*EXERCISE*. Copy out the records precisely, omitting pictures.

*DATA SUPPLIED*.
= = = =
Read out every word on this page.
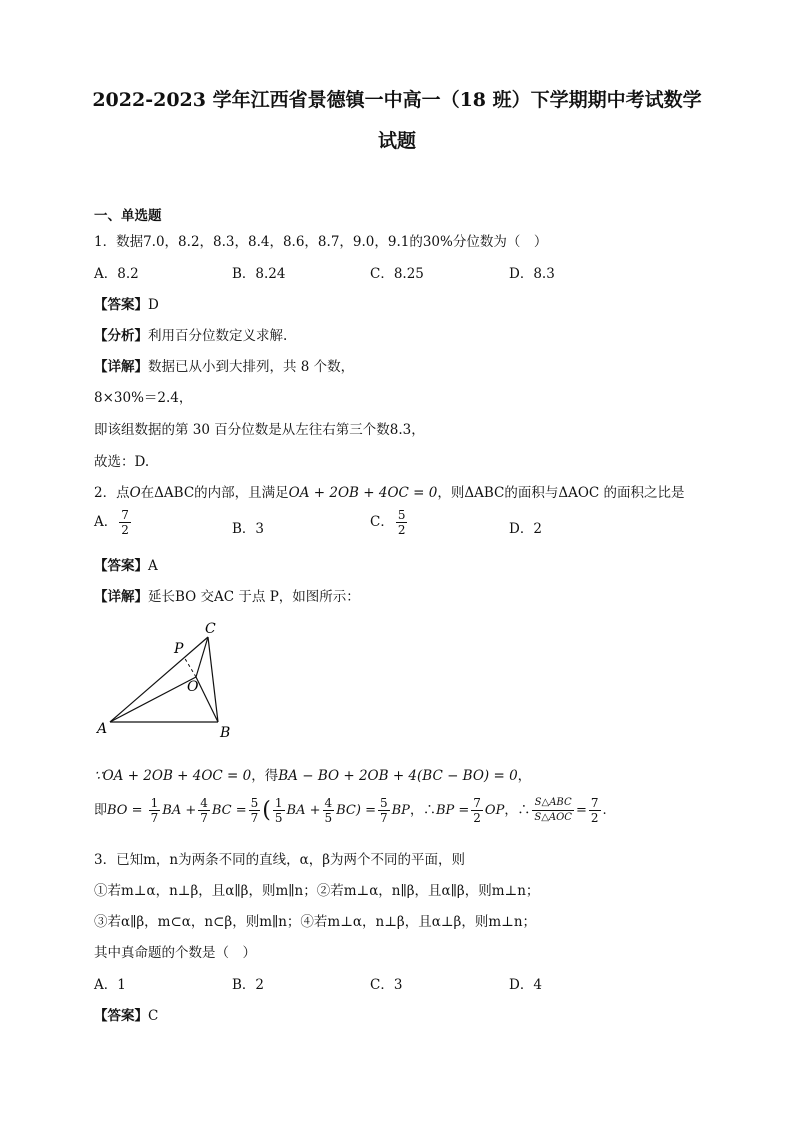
2022-2023 学年江西省景德镇一中高一（18 班）下学期期中考试数学
试题
一、单选题
1．数据7.0，8.2，8.3，8.4，8.6，8.7，9.0，9.1的30%分位数为（　）
A．8.2	B．8.24	C．8.25	D．8.3
【答案】D
【分析】利用百分位数定义求解.
【详解】数据已从小到大排列，共 8 个数，
8×30%＝2.4，
即该组数据的第 30 百分位数是从左往右第三个数8.3，
故选：D.
2．点O在ΔABC的内部，且满足OA + 2OB + 4OC = 0，则ΔABC的面积与ΔAOC 的面积之比是
A． $\frac{7}{2}$	B．3	C． $\frac{5}{2}$	D．2
【答案】A
【详解】延长BO 交AC 于点 P，如图所示：
C
P
O
A	B
∵OA + 2OB + 4OC = 0，得BA − BO + 2OB + 4(BC − BO) = 0，
即BO = $\frac{1}{7}$ BA + $\frac{4}{7}$ BC = $\frac{5}{7}$ ( $\frac{1}{5}$ BA + $\frac{4}{5} BC) = \frac{5}{7}$ BP，∴BP = $\frac{7}{2}$ OP，∴ $\frac{\text{S△ABC}}{\text{S△AOC}} = \frac{7}{2}$ .
3．已知m，n为两条不同的直线，α，β为两个不同的平面，则
①若m⊥α，n⊥β，且α∥β，则m∥n；②若m⊥α，n∥β，且α∥β，则m⊥n；
③若α∥β，m⊂α，n⊂β，则m∥n；④若m⊥α，n⊥β，且α⊥β，则m⊥n；
其中真命题的个数是（　）
A．1	B．2	C．3	D．4
【答案】C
= = = =
*SOLVED PROBLEM*.
Read out every word on this page.
2022-2023 学年江西省景德镇一中高一（18 班）下学期期中考试数学
试题
一、单选题
1．数据7.0，8.2，8.3，8.4，8.6，8.7，9.0，9.1的30%分位数为（　）
A．8.2	B．8.24	C．8.25	D．8.3
【答案】D
【分析】利用百分位数定义求解.
【详解】数据已从小到大排列，共 8 个数，
8×30%＝2.4，
即该组数据的第 30 百分位数是从左往右第三个数8.3，
故选：D.
2．点O在ΔABC的内部，且满足OA + 2OB + 4OC = 0，则ΔABC的面积与ΔAOC 的面积之比是
A． $\frac{7}{2}$	B．3	C． $\frac{5}{2}$	D．2
【答案】A
【详解】延长BO 交AC 于点 P，如图所示：
C
P
O
A	B
∵OA + 2OB + 4OC = 0，得BA − BO + 2OB + 4(BC − BO) = 0，
即BO = $\frac{1}{7}$ BA + $\frac{4}{7}$ BC = $\frac{5}{7}$ ( $\frac{1}{5}$ BA + $\frac{4}{5} BC) = \frac{5}{7}$ BP，∴BP = $\frac{7}{2}$ OP，∴ $\frac{\text{S△ABC}}{\text{S△AOC}} = \frac{7}{2}$ .
3．已知m，n为两条不同的直线，α，β为两个不同的平面，则
①若m⊥α，n⊥β，且α∥β，则m∥n；②若m⊥α，n∥β，且α∥β，则m⊥n；
③若α∥β，m⊂α，n⊂β，则m∥n；④若m⊥α，n⊥β，且α⊥β，则m⊥n；
其中真命题的个数是（　）
A．1	B．2	C．3	D．4
【答案】C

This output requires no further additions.